-- Start --
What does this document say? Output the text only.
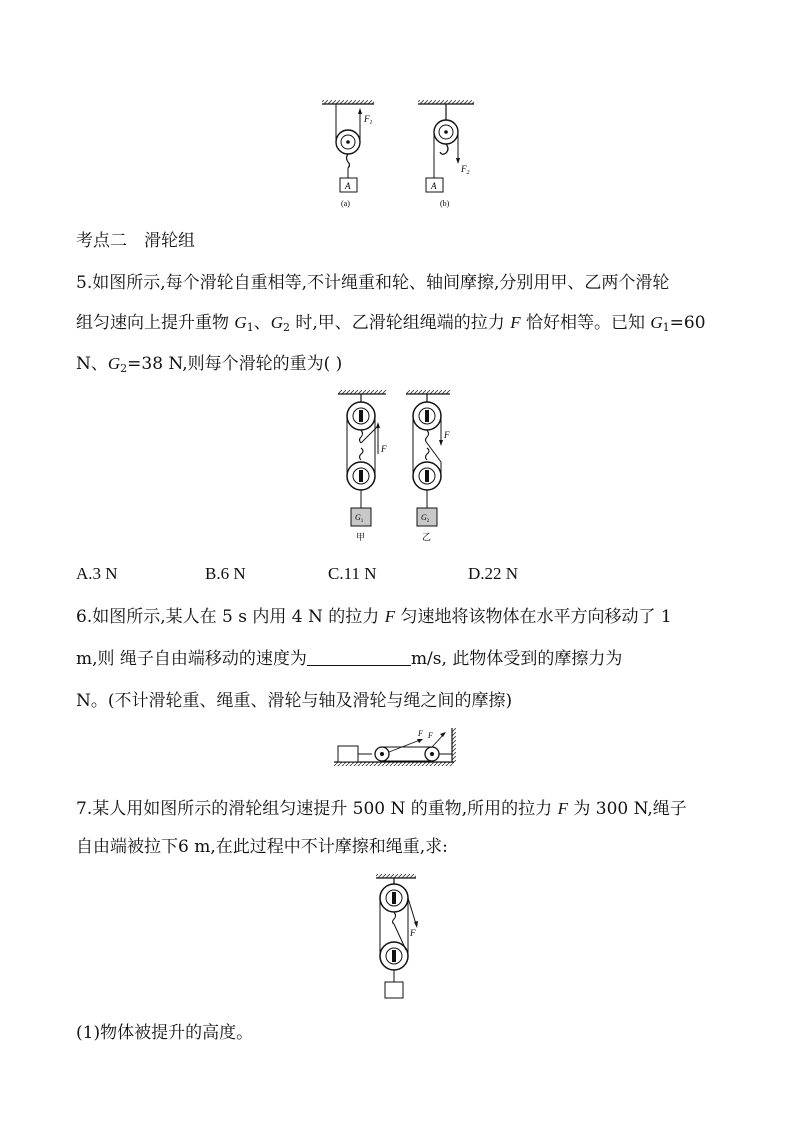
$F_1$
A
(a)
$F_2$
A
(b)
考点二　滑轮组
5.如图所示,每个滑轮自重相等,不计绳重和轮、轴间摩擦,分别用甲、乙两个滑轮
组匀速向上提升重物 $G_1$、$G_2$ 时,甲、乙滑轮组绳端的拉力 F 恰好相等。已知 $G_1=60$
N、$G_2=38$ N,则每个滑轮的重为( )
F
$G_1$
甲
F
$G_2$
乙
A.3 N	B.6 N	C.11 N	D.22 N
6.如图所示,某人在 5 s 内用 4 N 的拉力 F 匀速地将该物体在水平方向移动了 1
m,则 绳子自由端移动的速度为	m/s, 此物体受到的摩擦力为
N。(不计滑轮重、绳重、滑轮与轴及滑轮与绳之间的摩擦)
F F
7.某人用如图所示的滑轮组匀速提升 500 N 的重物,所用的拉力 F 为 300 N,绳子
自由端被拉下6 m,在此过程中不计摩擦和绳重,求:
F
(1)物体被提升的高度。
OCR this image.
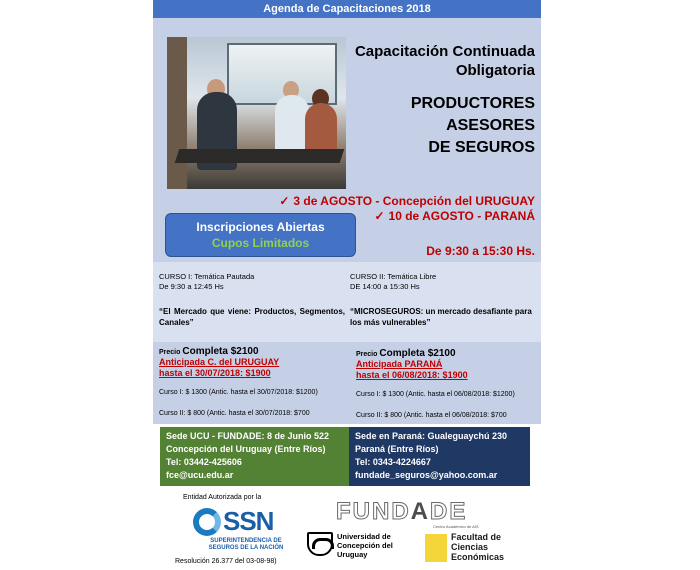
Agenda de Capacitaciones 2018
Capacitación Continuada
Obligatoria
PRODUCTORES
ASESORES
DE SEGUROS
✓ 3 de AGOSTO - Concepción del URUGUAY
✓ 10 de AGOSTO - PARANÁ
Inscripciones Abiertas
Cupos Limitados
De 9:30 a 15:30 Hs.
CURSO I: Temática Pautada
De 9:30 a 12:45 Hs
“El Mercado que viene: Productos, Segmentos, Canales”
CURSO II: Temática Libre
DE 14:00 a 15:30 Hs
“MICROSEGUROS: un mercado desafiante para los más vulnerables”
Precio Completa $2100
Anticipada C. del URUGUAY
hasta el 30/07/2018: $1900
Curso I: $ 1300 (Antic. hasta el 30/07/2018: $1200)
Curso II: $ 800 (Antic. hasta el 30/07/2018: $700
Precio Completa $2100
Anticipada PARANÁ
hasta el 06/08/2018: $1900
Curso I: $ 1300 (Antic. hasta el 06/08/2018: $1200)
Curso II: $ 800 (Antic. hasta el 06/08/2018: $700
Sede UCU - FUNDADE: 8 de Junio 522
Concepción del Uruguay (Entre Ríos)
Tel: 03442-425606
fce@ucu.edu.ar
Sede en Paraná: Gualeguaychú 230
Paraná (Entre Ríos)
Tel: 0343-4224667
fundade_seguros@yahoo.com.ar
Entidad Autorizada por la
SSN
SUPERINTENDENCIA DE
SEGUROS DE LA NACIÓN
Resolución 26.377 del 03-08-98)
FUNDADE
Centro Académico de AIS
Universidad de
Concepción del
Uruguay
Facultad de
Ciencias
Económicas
-- End --
• TASK REQUIREMENTS
Filter the data, keeping only the lines that contain "Concepción".

• ANSWER TO THIS TASK
✓ 3 de AGOSTO - Concepción del URUGUAY
Concepción del Uruguay (Entre Ríos)
Concepción del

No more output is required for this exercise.